Dataset:

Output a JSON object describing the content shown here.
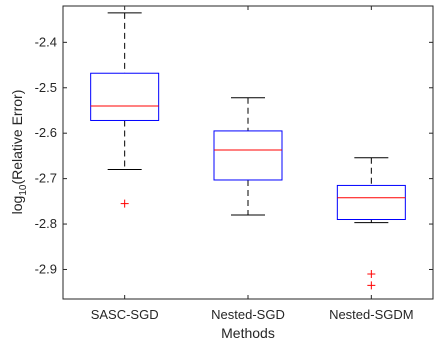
{
  "chart_data": {
    "type": "box",
    "xlabel": "Methods",
    "ylabel": {
      "prefix": "log",
      "subscript": "10",
      "suffix": "(Relative Error)"
    },
    "ylim": [
      -2.965,
      -2.32
    ],
    "yticks": [
      -2.9,
      -2.8,
      -2.7,
      -2.6,
      -2.5,
      -2.4
    ],
    "ytick_labels": [
      "-2.9",
      "-2.8",
      "-2.7",
      "-2.6",
      "-2.5",
      "-2.4"
    ],
    "grid": false,
    "categories": [
      "SASC-SGD",
      "Nested-SGD",
      "Nested-SGDM"
    ],
    "boxes": [
      {
        "label": "SASC-SGD",
        "whisker_low": -2.68,
        "q1": -2.572,
        "median": -2.54,
        "q3": -2.468,
        "whisker_high": -2.335,
        "outliers": [
          -2.755
        ]
      },
      {
        "label": "Nested-SGD",
        "whisker_low": -2.78,
        "q1": -2.703,
        "median": -2.637,
        "q3": -2.595,
        "whisker_high": -2.522,
        "outliers": []
      },
      {
        "label": "Nested-SGDM",
        "whisker_low": -2.797,
        "q1": -2.79,
        "median": -2.742,
        "q3": -2.715,
        "whisker_high": -2.654,
        "outliers": [
          -2.91,
          -2.935
        ]
      }
    ],
    "colors": {
      "box": "#0000ff",
      "median": "#ff0000",
      "whisker": "#000000",
      "outlier": "#ff0000",
      "axis": "#262626"
    }
  }
}
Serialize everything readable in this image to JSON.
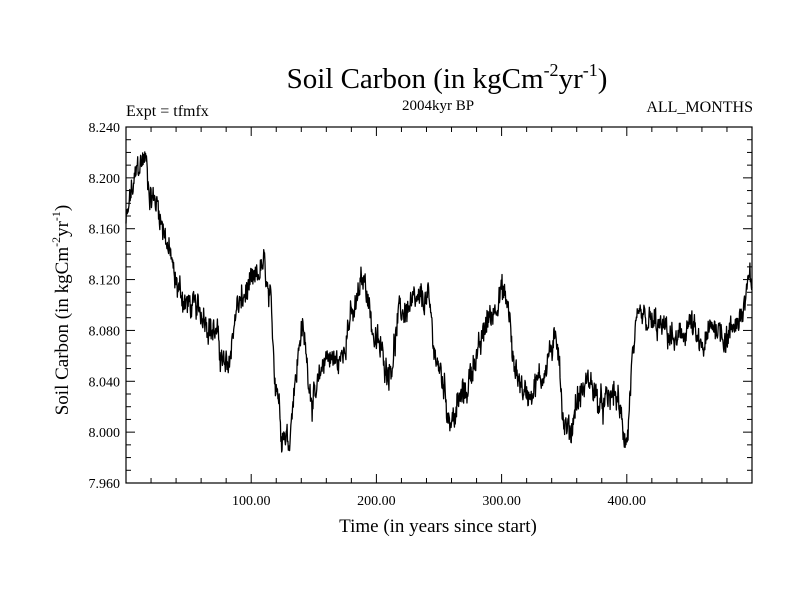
{
  "chart_data": {
    "type": "line",
    "title": "Soil Carbon (in kgCm",
    "title_sup1": "-2",
    "title_mid": "yr",
    "title_sup2": "-1",
    "title_end": ")",
    "subtitle": "2004kyr BP",
    "left_label": "Expt = tfmfx",
    "right_label": "ALL_MONTHS",
    "xlabel": "Time (in years since start)",
    "ylabel": "Soil Carbon (in kgCm",
    "ylabel_sup1": "-2",
    "ylabel_mid": "yr",
    "ylabel_sup2": "-1",
    "ylabel_end": ")",
    "xlim": [
      0,
      500
    ],
    "ylim": [
      7.96,
      8.24
    ],
    "x_ticks": [
      100,
      200,
      300,
      400
    ],
    "x_tick_labels": [
      "100.00",
      "200.00",
      "300.00",
      "400.00"
    ],
    "y_ticks": [
      7.96,
      8.0,
      8.04,
      8.08,
      8.12,
      8.16,
      8.2,
      8.24
    ],
    "y_tick_labels": [
      "7.960",
      "8.000",
      "8.040",
      "8.080",
      "8.120",
      "8.160",
      "8.200",
      "8.240"
    ],
    "series": [
      {
        "name": "Soil Carbon",
        "x": [
          0,
          5,
          10,
          15,
          20,
          25,
          30,
          35,
          40,
          50,
          60,
          70,
          80,
          90,
          100,
          110,
          115,
          120,
          125,
          130,
          135,
          140,
          150,
          160,
          170,
          180,
          190,
          200,
          210,
          220,
          230,
          240,
          250,
          260,
          270,
          280,
          290,
          300,
          305,
          310,
          320,
          330,
          340,
          345,
          350,
          355,
          360,
          370,
          380,
          390,
          400,
          405,
          410,
          420,
          430,
          440,
          450,
          460,
          470,
          480,
          490,
          500
        ],
        "values": [
          8.165,
          8.19,
          8.21,
          8.215,
          8.185,
          8.18,
          8.16,
          8.14,
          8.115,
          8.1,
          8.095,
          8.08,
          8.05,
          8.1,
          8.115,
          8.13,
          8.1,
          8.04,
          8.0,
          7.995,
          8.04,
          8.08,
          8.025,
          8.06,
          8.055,
          8.09,
          8.12,
          8.07,
          8.05,
          8.095,
          8.1,
          8.105,
          8.05,
          8.01,
          8.03,
          8.06,
          8.09,
          8.11,
          8.1,
          8.05,
          8.03,
          8.04,
          8.065,
          8.07,
          8.005,
          8.0,
          8.025,
          8.04,
          8.02,
          8.03,
          7.995,
          8.06,
          8.09,
          8.085,
          8.08,
          8.07,
          8.085,
          8.065,
          8.085,
          8.075,
          8.09,
          8.12
        ]
      }
    ],
    "colors": {
      "line": "#000000",
      "frame": "#000000",
      "background": "#ffffff"
    }
  }
}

Required work: Reproduce each line of the entries in which the word "median" is found.

Task response:
        "median": -2.54,
        "median": -2.637,
        "median": -2.742,
      "median": "#ff0000",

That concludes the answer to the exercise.